• **Given entries**:
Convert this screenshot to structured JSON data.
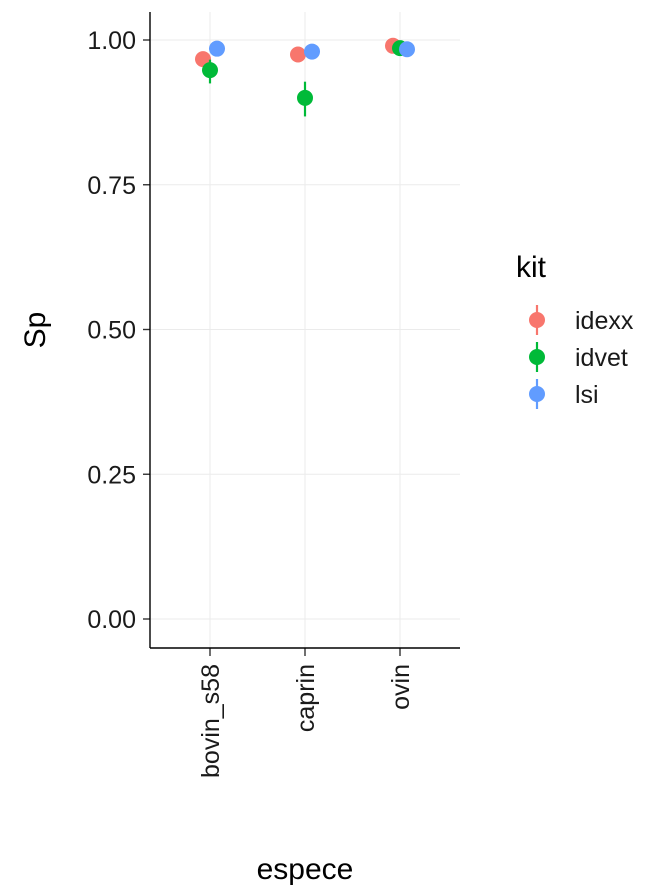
{
  "chart_data": {
    "type": "scatter",
    "xlabel": "espece",
    "ylabel": "Sp",
    "categories": [
      "bovin_s58",
      "caprin",
      "ovin"
    ],
    "ylim": [
      -0.05,
      1.05
    ],
    "yticks": [
      "0.00",
      "0.25",
      "0.50",
      "0.75",
      "1.00"
    ],
    "grid": true,
    "legend": {
      "title": "kit",
      "placement": "right"
    },
    "series": [
      {
        "name": "idexx",
        "color": "#F8766D",
        "values": [
          0.967,
          0.975,
          0.99
        ],
        "lower": [
          0.955,
          0.962,
          0.983
        ],
        "upper": [
          0.978,
          0.986,
          0.996
        ]
      },
      {
        "name": "idvet",
        "color": "#00BA38",
        "values": [
          0.948,
          0.9,
          0.986
        ],
        "lower": [
          0.925,
          0.868,
          0.978
        ],
        "upper": [
          0.966,
          0.928,
          0.993
        ]
      },
      {
        "name": "lsi",
        "color": "#619CFF",
        "values": [
          0.985,
          0.98,
          0.984
        ],
        "lower": [
          0.976,
          0.97,
          0.976
        ],
        "upper": [
          0.992,
          0.988,
          0.991
        ]
      }
    ]
  }
}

• **Your objective**:
Skip every picture and transcribe the data above exactly.

• **Written answer**:
Convert this screenshot to structured JSON data.
{
  "chart_data": {
    "type": "scatter",
    "xlabel": "espece",
    "ylabel": "Sp",
    "categories": [
      "bovin_s58",
      "caprin",
      "ovin"
    ],
    "ylim": [
      -0.05,
      1.05
    ],
    "yticks": [
      "0.00",
      "0.25",
      "0.50",
      "0.75",
      "1.00"
    ],
    "grid": true,
    "legend": {
      "title": "kit",
      "placement": "right"
    },
    "series": [
      {
        "name": "idexx",
        "color": "#F8766D",
        "values": [
          0.967,
          0.975,
          0.99
        ],
        "lower": [
          0.955,
          0.962,
          0.983
        ],
        "upper": [
          0.978,
          0.986,
          0.996
        ]
      },
      {
        "name": "idvet",
        "color": "#00BA38",
        "values": [
          0.948,
          0.9,
          0.986
        ],
        "lower": [
          0.925,
          0.868,
          0.978
        ],
        "upper": [
          0.966,
          0.928,
          0.993
        ]
      },
      {
        "name": "lsi",
        "color": "#619CFF",
        "values": [
          0.985,
          0.98,
          0.984
        ],
        "lower": [
          0.976,
          0.97,
          0.976
        ],
        "upper": [
          0.992,
          0.988,
          0.991
        ]
      }
    ]
  }
}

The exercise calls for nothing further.